(QUOTED PASSAGE begins)
“Teachers: AI is coming for your job!” says one news headline. “Will AI kill meaningless jobs in universities?” asks another headline. “Students use AI to cheat in university exam,” says a third. Every day, nowadays, headlines like these are thrown at us, not just by online newspapers but by journals from some of the most reputed educational institutions in the world. How to make sense of all that is being said about the role AI, artificial intelligence, is going to play in the world of school, college, and postgraduate education?
If you reflect for a while, what is being said is that the field of education is on its way to a revolutionary makeover and my worry as a person strongly anchored in the Indian middle-class belief that a good education system is the most important driver of progress as well as economic well-being, is this: Are we as a country doing the right thing with AI in our schools, colleges, Indian Institutes of Management (IIMs), Indian Institutes of Technology, and medical colleges?
Till now, one has lived calmly in the belief that AI, like other technology innovations of the recent past such as computers and the internet, functions as a useful tool to assist the current education system we live with. But what is facing us now is that the time-tested methods of human learning and teaching, our institutions of schools and colleges and universities, and systems of exams and tests may have to be fundamentally changed, thanks to AI.
My personal view as a person who spends four-five hours a day on python programming, testing many of the emerging algorithms for my entertainment (for me, the equivalent of what most of my friends do, watching cricket matches on TV or mobile phones), so far has been that a lot of the headlines about AI are hype and astonishing news such as Microsoft paying $14 billion for a stake in OpenAI (the company behind ChatGPT) was merely an attempt to get technology that would help them beat Google in search (that business which gushes billions of dollars in revenue), but now I am starting to worry that there is more at stake in AI technology than just market share and revenue, particularly in crucial areas like education.
I myself use ChatGPT many times a day for things that occasionally befuddle me, for example my question: “How many minutes does an adult man have to walk in the evening to keep good health?”And ChatGPT’s answer: “An adult man should aim for 30 to 60 minutes of brisk walking in the evening to maintain good health. Walking at a pace that raises your heart rate but still allows conversation is ideal for cardiovascular health, weight management, and stress relief.” That comforted me because it confirmed what I had been doing based on my doctor’s recommendation was on the right track.
If I had asked a similar question to a search engine, it would have given me an unending set of links to websites, which I would then have to open, read, and absorb. Human-conversation mode, I guess, is one key reason we all run to ChatGPT and similar AI tools often.
(QUOTED PASSAGE ends)
** REQUIRED ACTIONS **
a: Write out the portion of the essay on AI in education that opens with the words containing "Till now, one" and closes with "thanks to AI.".
b: Summarize the essay on AI in education in two sentences.
c: Carry the essay on AI in education forward from its final sentence.
(EXTRACTED MATERIAL begins)
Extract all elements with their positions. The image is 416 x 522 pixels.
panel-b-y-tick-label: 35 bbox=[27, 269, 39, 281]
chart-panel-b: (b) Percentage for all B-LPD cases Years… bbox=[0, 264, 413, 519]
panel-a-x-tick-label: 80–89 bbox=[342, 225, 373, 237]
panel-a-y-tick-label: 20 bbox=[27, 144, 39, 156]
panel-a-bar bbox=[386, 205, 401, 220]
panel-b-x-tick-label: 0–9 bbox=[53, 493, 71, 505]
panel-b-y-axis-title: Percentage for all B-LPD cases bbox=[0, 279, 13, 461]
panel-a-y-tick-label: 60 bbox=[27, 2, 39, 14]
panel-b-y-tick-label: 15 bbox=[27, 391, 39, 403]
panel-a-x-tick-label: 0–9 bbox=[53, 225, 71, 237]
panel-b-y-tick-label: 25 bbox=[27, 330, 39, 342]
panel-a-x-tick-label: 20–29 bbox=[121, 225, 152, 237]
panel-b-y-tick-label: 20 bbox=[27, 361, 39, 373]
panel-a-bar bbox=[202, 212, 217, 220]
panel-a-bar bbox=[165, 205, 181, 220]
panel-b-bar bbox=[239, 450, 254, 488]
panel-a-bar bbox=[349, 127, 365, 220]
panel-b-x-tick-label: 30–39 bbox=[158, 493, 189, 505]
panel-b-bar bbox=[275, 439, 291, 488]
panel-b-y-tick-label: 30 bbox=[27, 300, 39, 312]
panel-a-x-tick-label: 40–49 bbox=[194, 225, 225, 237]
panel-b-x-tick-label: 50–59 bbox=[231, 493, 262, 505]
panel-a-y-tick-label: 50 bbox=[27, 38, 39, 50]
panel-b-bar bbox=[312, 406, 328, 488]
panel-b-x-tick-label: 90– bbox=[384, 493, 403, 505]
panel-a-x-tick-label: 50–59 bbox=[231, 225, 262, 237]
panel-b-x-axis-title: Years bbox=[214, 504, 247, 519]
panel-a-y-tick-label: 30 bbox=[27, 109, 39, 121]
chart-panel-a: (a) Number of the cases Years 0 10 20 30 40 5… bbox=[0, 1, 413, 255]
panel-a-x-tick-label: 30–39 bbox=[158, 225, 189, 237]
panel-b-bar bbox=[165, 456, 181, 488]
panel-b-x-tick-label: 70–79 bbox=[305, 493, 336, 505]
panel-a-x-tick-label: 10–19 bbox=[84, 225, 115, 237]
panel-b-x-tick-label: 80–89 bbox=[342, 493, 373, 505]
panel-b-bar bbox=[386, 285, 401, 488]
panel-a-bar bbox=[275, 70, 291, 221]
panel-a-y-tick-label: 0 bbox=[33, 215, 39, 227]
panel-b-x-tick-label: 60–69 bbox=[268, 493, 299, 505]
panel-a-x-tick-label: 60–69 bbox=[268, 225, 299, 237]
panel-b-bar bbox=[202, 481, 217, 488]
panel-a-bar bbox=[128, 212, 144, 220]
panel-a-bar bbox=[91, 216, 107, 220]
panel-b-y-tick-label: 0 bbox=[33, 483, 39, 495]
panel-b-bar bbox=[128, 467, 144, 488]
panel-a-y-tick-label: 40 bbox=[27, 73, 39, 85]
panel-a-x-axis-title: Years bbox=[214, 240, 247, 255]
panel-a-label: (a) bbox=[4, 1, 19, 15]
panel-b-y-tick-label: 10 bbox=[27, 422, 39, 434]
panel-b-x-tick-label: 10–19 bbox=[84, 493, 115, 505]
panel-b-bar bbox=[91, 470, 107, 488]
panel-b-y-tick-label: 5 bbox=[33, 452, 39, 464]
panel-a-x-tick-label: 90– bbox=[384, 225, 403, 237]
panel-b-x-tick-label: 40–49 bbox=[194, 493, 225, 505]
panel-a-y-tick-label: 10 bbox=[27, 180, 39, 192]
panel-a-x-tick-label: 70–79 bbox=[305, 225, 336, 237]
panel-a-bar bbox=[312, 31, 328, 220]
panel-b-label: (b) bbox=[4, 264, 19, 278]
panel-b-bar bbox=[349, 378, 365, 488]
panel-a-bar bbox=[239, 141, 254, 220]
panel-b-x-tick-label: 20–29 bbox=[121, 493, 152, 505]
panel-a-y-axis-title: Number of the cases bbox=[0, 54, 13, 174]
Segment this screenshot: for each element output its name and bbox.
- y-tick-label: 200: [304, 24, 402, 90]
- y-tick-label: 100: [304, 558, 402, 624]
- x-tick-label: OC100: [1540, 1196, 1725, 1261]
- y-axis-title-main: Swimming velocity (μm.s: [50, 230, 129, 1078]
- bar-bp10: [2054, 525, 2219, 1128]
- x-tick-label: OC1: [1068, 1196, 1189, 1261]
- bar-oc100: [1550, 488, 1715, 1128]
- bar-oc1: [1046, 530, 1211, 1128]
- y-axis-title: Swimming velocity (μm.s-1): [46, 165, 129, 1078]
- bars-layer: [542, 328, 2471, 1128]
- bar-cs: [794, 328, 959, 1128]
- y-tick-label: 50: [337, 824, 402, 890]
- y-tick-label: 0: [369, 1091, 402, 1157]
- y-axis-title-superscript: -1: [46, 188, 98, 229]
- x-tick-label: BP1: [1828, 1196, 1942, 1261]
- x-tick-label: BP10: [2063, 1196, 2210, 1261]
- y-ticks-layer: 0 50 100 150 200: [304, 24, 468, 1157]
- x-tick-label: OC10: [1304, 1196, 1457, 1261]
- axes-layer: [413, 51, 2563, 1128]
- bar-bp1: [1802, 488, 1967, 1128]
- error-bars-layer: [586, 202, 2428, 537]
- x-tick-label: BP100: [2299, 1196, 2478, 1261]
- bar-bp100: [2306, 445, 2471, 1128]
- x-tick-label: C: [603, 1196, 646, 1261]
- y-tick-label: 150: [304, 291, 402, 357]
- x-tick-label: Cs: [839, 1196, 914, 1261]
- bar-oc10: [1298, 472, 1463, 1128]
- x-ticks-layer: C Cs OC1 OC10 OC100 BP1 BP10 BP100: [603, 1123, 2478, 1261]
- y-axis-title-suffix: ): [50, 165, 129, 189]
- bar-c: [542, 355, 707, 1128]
(EXTRACTED MATERIAL ends)
** OUTPUTS FOR THE TASKS **
a:
Till now, one has lived calmly in the belief that AI, like other technology innovations of the recent past such as computers and the internet, functions as a useful tool to assist the current education system we live with. But what is facing us now is that the time-tested methods of human learning and teaching, our institutions of schools and colleges and universities, and systems of exams and tests may have to be fundamentally changed, thanks to AI.

b: Headlines about AI replacing teachers and helping students cheat suggest that education faces a fundamental overhaul, and the writer asks whether India is handling AI correctly in its schools, colleges, IIMs, IITs, and medical colleges. The writer programs in Python for hours daily, uses ChatGPT many times a day for its conversational answers, and long regarded much of the AI news as hype, but now worries that more than market share and revenue is at stake, particularly in education.

c:
Then there are questions I don’t even know who to ask, for example: “Please tell me why there are so many unoccupied high-rise buildings in Bombay?” ChatGPT’s answer: “Unoccupied high-rise buildings in Bombay result from high property prices, regulatory delays, unsold inventory, developer bankruptcies, and limited affordability for middle-class buyers amidst urban challenges.”
Such an answer helps me understand the basic underlying issues.
Today, the worry the world over is that students, at school or college, can use ChatGPT or tools like that on their mobile phones to beat any type of exam questions, be they essays to be written, or multiple-choice questions, or computer programming puzzles posed. As a result of this, carrying mobile phones into exam rooms has been prohibited by law for practically all levels of exam in India, be it the exams of the Central Board of Secondary Education or IIM entrance tests.
But all this is making me wonder whether a more fundamental change is needed in the way we “teach” and “examine” in schools and colleges. The current system is that students sit passively in classes for many hours each day and go do active academic work like reading and writing at home (“homework”). There have been suggestions from many quarters (among others from Sai Khan, the founder chief executive officer of the California-based Khan Academy in his recent book Brave New Words) that this be “flipped”, that is to say, students should do what used to be homework in class and watch recorded lectures on their own time at home.
Ashok Goel, a distinguished professor of computer science at the Georgia Institute of Technology, developed “Jill Watson”, an AI-based virtual teaching assistant designed to answer student queries in online courses. This innovation, it is believed, has significantly enhanced the scalability and effectiveness of online education, particularly within Georgia Tech’s “Online Master of Science in Computer Science” programme.
Is today a moment like 1448, when the Gutenberg Press was invented, when knowledge and learning became available to all through affordable books unlike earlier times, when book copies had to be hand-written by human scribes?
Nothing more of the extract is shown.